> _Directions_: Copy every line of the data in which the word "content" occurs.

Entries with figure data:
+++

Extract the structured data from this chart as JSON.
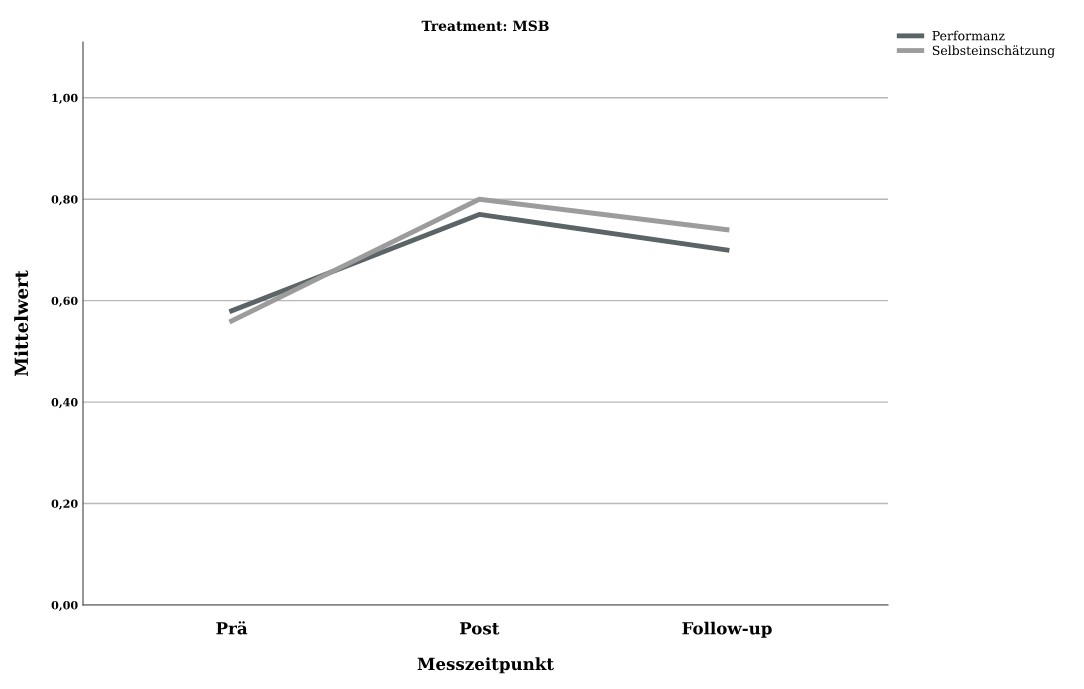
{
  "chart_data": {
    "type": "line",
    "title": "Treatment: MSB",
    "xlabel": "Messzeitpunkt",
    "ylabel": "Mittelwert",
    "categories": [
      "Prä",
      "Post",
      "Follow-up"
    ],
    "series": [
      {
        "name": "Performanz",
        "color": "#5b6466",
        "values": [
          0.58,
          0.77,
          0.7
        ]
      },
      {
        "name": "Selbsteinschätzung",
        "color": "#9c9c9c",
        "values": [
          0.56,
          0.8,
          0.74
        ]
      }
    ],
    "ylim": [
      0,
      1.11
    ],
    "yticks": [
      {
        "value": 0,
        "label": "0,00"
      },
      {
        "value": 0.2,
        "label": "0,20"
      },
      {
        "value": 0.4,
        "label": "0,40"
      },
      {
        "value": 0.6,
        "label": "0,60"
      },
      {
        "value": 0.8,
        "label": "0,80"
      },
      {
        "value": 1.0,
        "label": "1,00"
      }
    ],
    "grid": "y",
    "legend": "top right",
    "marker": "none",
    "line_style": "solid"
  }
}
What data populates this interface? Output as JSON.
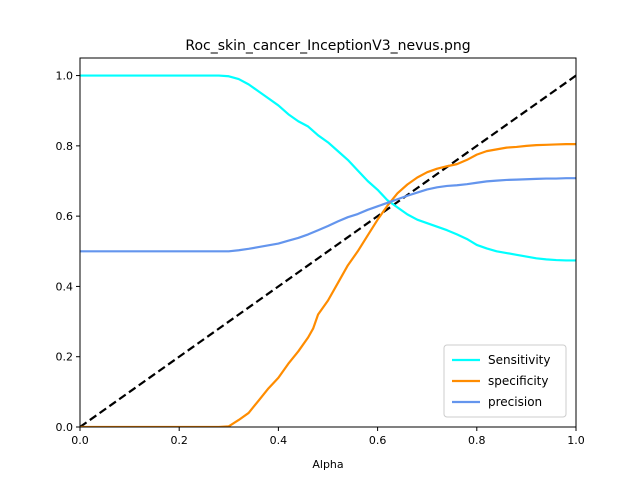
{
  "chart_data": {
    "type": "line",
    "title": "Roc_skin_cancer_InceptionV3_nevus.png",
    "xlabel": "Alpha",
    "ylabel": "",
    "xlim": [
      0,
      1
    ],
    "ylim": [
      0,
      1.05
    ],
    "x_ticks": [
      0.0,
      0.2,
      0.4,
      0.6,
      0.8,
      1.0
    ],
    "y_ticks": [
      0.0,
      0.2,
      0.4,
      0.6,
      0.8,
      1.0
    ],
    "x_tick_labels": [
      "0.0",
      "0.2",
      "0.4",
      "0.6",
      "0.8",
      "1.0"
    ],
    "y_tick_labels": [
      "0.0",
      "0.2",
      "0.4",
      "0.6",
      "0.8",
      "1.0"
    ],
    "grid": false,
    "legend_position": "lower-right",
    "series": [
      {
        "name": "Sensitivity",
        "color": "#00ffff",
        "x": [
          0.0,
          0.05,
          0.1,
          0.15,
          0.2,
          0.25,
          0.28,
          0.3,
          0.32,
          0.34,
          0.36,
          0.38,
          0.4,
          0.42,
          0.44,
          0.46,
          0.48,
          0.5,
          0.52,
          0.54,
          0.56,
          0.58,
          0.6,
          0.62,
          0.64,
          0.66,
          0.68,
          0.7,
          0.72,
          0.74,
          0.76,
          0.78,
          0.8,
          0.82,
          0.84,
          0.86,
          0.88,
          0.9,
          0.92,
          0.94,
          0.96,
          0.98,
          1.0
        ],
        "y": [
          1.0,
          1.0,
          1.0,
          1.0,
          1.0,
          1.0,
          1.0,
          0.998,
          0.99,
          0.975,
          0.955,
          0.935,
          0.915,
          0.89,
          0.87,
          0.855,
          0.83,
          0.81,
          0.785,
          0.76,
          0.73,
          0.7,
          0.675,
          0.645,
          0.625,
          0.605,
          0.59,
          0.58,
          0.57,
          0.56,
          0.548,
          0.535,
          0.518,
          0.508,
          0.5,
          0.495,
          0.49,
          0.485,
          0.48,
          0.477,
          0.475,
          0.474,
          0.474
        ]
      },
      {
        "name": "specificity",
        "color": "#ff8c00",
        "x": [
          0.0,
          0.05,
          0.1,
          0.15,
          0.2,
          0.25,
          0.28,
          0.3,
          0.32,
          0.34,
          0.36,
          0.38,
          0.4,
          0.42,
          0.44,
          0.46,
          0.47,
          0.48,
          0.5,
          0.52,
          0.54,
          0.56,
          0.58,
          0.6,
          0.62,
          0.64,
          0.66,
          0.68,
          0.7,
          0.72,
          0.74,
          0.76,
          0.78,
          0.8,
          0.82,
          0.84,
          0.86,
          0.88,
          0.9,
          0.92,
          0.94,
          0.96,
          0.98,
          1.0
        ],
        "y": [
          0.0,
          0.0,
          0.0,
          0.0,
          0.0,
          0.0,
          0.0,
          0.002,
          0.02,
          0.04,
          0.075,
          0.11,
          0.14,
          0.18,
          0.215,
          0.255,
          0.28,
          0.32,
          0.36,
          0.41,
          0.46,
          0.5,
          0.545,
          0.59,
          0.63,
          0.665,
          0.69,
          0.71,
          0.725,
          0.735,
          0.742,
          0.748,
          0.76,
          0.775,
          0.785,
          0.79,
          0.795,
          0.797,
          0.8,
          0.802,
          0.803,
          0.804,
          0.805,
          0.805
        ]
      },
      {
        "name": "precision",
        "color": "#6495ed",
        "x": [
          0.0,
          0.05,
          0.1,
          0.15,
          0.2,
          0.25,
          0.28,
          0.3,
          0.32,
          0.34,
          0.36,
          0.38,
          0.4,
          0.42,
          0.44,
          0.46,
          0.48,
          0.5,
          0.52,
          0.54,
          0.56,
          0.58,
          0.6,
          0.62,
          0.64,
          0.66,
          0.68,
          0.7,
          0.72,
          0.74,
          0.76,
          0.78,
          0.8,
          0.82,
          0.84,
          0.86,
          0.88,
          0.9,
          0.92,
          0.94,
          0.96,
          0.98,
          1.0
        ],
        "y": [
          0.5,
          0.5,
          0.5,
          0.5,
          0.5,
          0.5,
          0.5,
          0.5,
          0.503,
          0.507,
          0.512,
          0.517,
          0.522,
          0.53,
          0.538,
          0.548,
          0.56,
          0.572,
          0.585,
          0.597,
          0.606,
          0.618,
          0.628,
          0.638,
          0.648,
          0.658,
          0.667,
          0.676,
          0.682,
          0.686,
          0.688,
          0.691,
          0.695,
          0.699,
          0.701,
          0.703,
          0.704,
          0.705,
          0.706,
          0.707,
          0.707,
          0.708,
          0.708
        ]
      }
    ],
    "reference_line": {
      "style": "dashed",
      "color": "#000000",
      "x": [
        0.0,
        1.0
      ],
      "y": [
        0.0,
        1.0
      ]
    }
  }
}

+++

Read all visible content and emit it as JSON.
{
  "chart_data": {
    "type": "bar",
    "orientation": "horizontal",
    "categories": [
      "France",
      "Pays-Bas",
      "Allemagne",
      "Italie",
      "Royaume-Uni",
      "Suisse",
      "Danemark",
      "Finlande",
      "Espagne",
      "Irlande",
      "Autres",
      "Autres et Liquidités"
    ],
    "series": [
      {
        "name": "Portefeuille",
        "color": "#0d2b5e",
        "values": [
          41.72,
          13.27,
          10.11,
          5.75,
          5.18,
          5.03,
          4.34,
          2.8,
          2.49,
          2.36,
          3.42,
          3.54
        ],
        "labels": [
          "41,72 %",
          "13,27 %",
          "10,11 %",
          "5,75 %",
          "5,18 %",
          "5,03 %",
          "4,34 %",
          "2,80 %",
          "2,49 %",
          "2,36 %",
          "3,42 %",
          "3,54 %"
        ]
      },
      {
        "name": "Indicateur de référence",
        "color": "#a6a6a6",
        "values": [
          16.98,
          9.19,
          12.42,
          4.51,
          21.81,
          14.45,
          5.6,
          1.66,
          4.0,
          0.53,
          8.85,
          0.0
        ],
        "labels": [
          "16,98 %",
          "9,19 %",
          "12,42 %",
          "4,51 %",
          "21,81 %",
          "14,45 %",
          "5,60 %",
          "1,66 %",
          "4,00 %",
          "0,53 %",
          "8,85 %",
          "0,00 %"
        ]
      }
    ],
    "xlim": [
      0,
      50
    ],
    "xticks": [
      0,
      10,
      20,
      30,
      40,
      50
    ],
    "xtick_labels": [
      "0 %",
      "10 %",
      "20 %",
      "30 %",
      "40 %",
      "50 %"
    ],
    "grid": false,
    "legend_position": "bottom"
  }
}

+++

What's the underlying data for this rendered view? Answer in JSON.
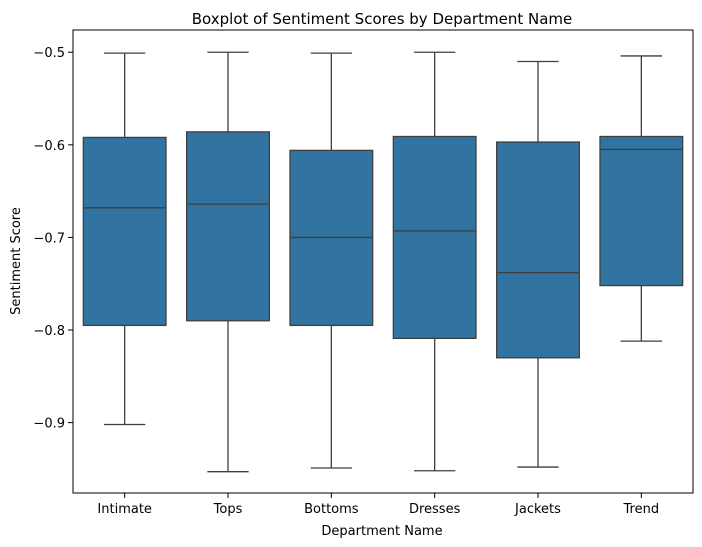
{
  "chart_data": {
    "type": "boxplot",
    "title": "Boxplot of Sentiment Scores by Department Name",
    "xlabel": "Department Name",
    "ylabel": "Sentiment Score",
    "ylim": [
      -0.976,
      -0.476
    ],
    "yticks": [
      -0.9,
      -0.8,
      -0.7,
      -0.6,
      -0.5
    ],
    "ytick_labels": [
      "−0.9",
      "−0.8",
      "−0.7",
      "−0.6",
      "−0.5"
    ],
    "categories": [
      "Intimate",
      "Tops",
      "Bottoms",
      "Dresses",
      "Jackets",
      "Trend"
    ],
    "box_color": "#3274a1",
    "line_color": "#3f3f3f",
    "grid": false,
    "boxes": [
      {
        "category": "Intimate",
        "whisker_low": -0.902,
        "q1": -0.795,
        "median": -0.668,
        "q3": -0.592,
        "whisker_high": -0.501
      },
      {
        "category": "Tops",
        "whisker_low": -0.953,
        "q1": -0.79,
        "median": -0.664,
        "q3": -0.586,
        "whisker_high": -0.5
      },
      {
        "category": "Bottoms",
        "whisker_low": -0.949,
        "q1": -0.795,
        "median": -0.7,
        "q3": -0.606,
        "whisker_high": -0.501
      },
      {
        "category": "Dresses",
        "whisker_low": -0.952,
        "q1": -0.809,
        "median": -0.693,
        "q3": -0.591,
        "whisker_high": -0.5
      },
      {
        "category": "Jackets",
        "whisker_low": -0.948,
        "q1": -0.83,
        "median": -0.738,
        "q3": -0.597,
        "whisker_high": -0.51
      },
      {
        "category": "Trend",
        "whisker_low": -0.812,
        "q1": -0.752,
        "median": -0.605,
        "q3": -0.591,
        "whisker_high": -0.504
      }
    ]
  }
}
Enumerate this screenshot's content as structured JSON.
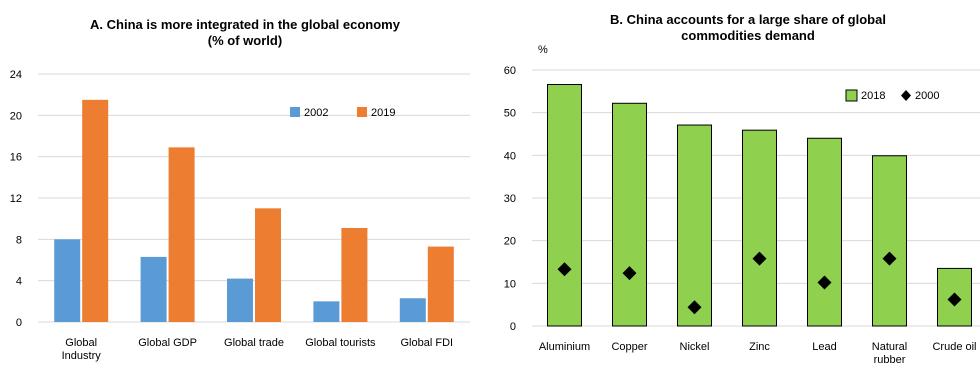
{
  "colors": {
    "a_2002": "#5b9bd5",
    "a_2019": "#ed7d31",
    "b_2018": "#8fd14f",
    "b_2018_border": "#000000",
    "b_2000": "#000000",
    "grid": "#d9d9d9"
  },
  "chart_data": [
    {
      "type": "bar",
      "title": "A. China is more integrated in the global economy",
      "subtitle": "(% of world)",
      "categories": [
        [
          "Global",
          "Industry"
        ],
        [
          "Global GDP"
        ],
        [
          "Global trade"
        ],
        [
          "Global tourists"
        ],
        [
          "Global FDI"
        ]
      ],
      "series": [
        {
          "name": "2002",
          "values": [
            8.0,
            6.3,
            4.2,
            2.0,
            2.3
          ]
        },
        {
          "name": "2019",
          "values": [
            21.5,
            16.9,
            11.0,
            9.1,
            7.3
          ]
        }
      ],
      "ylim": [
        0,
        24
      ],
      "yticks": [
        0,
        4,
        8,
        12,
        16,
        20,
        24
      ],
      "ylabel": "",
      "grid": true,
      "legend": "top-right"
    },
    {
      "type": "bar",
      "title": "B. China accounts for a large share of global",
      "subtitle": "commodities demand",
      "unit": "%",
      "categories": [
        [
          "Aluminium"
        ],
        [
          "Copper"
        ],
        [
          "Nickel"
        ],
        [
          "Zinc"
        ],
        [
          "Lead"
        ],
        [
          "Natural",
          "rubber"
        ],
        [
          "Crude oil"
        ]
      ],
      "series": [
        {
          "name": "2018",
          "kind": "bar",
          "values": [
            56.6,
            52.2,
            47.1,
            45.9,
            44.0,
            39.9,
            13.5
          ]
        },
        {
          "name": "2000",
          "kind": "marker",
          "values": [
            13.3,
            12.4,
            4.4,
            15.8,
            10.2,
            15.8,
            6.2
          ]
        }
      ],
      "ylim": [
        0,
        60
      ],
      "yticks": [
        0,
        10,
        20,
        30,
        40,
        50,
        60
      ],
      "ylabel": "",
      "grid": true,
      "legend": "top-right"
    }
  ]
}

+++

> _Exercise response_:
Read all visible content and emit it as JSON.
Enumerate this screenshot's content as structured JSON.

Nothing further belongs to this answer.